--- START OF Dataset entries ---

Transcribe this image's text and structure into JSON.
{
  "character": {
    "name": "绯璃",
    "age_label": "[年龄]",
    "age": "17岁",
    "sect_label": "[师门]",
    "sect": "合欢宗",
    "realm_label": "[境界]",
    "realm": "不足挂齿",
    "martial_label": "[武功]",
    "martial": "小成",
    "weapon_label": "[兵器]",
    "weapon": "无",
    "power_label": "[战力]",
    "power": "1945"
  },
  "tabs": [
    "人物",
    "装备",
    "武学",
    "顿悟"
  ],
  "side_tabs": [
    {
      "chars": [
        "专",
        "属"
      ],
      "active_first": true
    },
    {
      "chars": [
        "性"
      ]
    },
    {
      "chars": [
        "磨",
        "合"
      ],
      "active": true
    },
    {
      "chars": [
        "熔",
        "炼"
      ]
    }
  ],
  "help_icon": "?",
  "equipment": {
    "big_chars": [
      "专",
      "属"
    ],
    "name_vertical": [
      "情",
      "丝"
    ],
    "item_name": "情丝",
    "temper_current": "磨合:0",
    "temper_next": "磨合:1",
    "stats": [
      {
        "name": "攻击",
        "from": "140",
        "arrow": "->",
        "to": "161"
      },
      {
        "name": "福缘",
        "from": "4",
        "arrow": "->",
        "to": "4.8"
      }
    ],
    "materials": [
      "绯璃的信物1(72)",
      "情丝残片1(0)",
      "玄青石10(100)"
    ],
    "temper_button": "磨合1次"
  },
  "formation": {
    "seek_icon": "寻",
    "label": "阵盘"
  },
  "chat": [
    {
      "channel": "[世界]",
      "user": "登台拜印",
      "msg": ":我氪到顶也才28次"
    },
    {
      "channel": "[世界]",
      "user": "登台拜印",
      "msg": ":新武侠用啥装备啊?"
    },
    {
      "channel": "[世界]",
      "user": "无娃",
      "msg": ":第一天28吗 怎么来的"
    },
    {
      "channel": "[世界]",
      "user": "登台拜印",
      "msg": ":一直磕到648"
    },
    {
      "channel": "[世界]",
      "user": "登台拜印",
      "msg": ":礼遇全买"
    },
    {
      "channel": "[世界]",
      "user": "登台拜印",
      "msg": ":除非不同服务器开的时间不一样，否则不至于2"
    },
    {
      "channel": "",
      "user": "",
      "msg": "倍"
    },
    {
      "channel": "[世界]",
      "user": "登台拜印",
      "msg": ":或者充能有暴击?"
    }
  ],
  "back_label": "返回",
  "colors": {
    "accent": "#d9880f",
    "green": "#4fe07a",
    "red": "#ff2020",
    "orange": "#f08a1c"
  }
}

--- END OF Dataset entries ---

• **Exercise details**:
Please reproduce the entire listing, exactly as shown.

• **Response**:
Transcribe this image's text and structure into JSON.
{
  "character": {
    "name": "绯璃",
    "age_label": "[年龄]",
    "age": "17岁",
    "sect_label": "[师门]",
    "sect": "合欢宗",
    "realm_label": "[境界]",
    "realm": "不足挂齿",
    "martial_label": "[武功]",
    "martial": "小成",
    "weapon_label": "[兵器]",
    "weapon": "无",
    "power_label": "[战力]",
    "power": "1945"
  },
  "tabs": [
    "人物",
    "装备",
    "武学",
    "顿悟"
  ],
  "side_tabs": [
    {
      "chars": [
        "专",
        "属"
      ],
      "active_first": true
    },
    {
      "chars": [
        "性"
      ]
    },
    {
      "chars": [
        "磨",
        "合"
      ],
      "active": true
    },
    {
      "chars": [
        "熔",
        "炼"
      ]
    }
  ],
  "help_icon": "?",
  "equipment": {
    "big_chars": [
      "专",
      "属"
    ],
    "name_vertical": [
      "情",
      "丝"
    ],
    "item_name": "情丝",
    "temper_current": "磨合:0",
    "temper_next": "磨合:1",
    "stats": [
      {
        "name": "攻击",
        "from": "140",
        "arrow": "->",
        "to": "161"
      },
      {
        "name": "福缘",
        "from": "4",
        "arrow": "->",
        "to": "4.8"
      }
    ],
    "materials": [
      "绯璃的信物1(72)",
      "情丝残片1(0)",
      "玄青石10(100)"
    ],
    "temper_button": "磨合1次"
  },
  "formation": {
    "seek_icon": "寻",
    "label": "阵盘"
  },
  "chat": [
    {
      "channel": "[世界]",
      "user": "登台拜印",
      "msg": ":我氪到顶也才28次"
    },
    {
      "channel": "[世界]",
      "user": "登台拜印",
      "msg": ":新武侠用啥装备啊?"
    },
    {
      "channel": "[世界]",
      "user": "无娃",
      "msg": ":第一天28吗 怎么来的"
    },
    {
      "channel": "[世界]",
      "user": "登台拜印",
      "msg": ":一直磕到648"
    },
    {
      "channel": "[世界]",
      "user": "登台拜印",
      "msg": ":礼遇全买"
    },
    {
      "channel": "[世界]",
      "user": "登台拜印",
      "msg": ":除非不同服务器开的时间不一样，否则不至于2"
    },
    {
      "channel": "",
      "user": "",
      "msg": "倍"
    },
    {
      "channel": "[世界]",
      "user": "登台拜印",
      "msg": ":或者充能有暴击?"
    }
  ],
  "back_label": "返回",
  "colors": {
    "accent": "#d9880f",
    "green": "#4fe07a",
    "red": "#ff2020",
    "orange": "#f08a1c"
  }
}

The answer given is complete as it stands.